**Problem requirements**
Copy out all lines with the word "JSON" in them.

**Supplied entries**
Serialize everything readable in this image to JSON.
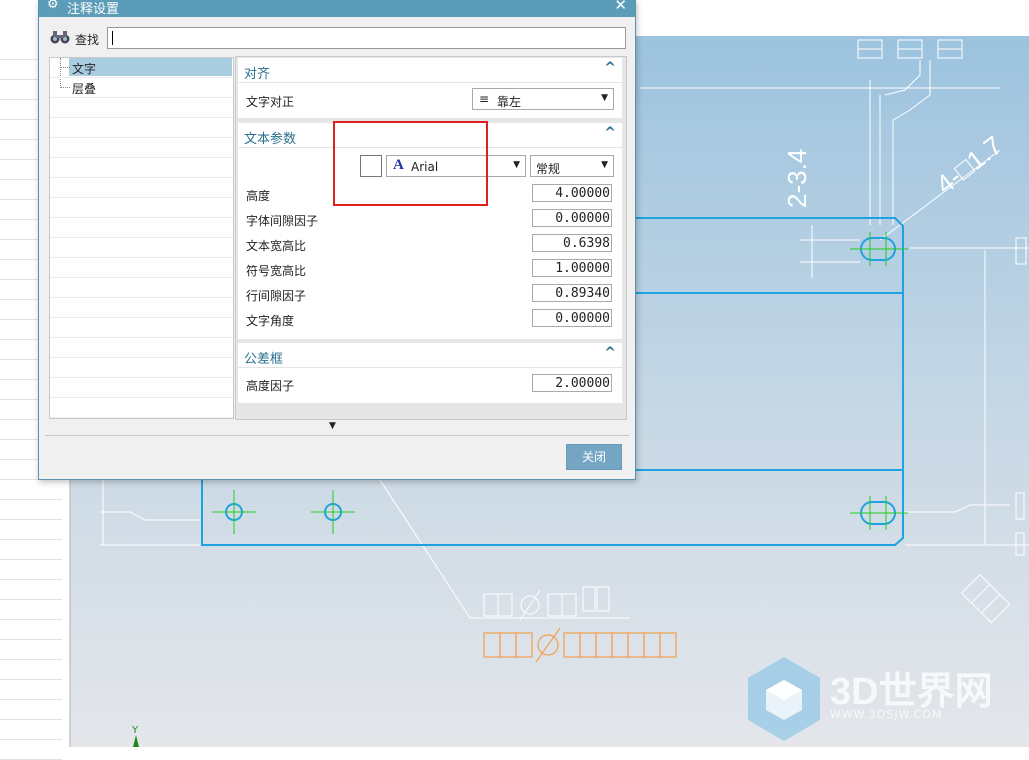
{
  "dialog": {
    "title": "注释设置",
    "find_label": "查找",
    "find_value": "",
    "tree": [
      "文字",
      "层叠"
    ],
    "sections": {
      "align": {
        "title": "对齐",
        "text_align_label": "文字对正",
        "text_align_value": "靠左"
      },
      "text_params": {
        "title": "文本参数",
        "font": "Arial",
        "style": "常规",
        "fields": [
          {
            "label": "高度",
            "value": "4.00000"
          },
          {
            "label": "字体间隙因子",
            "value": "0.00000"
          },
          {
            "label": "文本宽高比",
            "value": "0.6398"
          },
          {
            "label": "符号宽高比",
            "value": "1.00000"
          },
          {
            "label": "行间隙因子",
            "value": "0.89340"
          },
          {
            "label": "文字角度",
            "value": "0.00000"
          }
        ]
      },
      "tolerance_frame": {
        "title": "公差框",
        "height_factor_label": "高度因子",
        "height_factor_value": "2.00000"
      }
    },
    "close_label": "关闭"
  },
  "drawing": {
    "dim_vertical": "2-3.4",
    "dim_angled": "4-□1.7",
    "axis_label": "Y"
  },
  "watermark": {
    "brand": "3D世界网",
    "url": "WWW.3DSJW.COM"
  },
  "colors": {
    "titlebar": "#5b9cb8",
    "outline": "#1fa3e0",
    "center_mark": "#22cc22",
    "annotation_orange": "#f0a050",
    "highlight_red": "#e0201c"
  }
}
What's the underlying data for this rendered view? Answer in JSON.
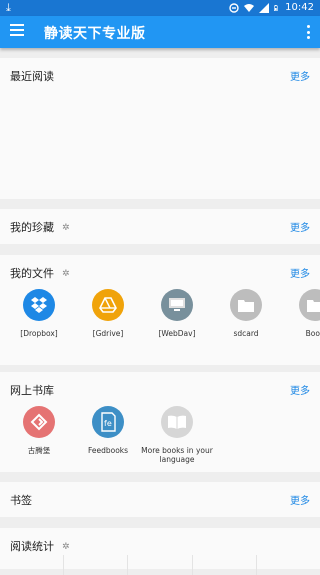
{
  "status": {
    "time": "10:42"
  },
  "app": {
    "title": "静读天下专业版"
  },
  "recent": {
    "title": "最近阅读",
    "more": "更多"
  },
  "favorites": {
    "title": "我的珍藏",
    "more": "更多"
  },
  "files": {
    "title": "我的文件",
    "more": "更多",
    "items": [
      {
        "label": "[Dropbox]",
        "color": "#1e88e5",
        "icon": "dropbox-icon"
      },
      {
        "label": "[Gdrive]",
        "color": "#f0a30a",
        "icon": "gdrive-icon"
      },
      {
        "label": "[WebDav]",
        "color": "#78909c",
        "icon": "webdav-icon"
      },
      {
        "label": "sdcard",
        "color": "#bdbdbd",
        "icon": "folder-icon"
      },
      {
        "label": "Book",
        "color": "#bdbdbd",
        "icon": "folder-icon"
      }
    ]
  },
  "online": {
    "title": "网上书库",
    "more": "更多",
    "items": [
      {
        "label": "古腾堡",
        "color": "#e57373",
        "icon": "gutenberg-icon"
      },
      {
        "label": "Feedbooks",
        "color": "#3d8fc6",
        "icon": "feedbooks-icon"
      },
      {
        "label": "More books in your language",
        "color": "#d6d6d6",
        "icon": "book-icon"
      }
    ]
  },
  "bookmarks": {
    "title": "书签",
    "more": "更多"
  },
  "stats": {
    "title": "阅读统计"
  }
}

**The reply**
Serialize everything readable in this image to JSON.
What's the underlying data for this rendered view? Answer in JSON.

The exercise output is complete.